■ To do: Filter the entries that follow, copying every line in which the word "central" appears.

Recorded data
-- -- --

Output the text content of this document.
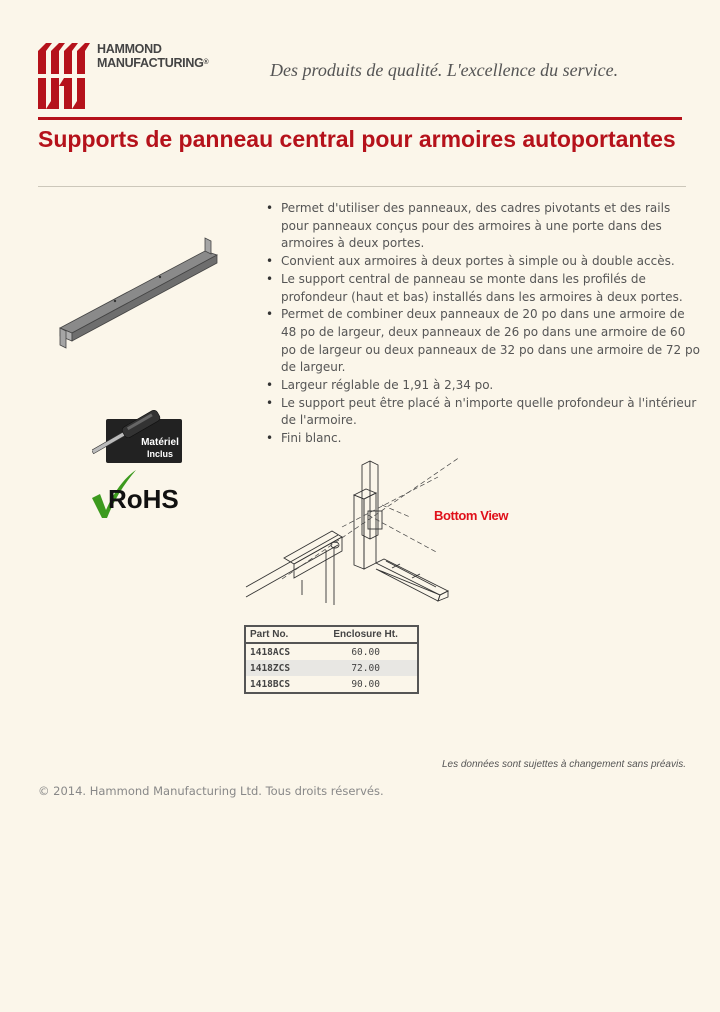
HAMMOND
MANUFACTURING®	Des produits de qualité. L'excellence du service.
Supports de panneau central pour armoires autoportantes
Matériel
Inclus
RoHS
• Permet d'utiliser des panneaux, des cadres pivotants et des rails pour panneaux conçus pour des armoires à une porte dans des armoires à deux portes.
• Convient aux armoires à deux portes à simple ou à double accès.
• Le support central de panneau se monte dans les profilés de profondeur (haut et bas) installés dans les armoires à deux portes.
• Permet de combiner deux panneaux de 20 po dans une armoire de 48 po de largeur, deux panneaux de 26 po dans une armoire de 60 po de largeur ou deux panneaux de 32 po dans une armoire de 72 po de largeur.
• Largeur réglable de 1,91 à 2,34 po.
• Le support peut être placé à n'importe quelle profondeur à l'intérieur de l'armoire.
• Fini blanc.
Bottom View
Part No.	Enclosure Ht.
1418ACS	60.00
1418ZCS	72.00
1418BCS	90.00
Les données sont sujettes à changement sans préavis.
© 2014. Hammond Manufacturing Ltd. Tous droits réservés.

-- -- --

■ Result:
Supports de panneau central pour armoires autoportantes
• Le support central de panneau se monte dans les profilés de profondeur (haut et bas) installés dans les armoires à deux portes.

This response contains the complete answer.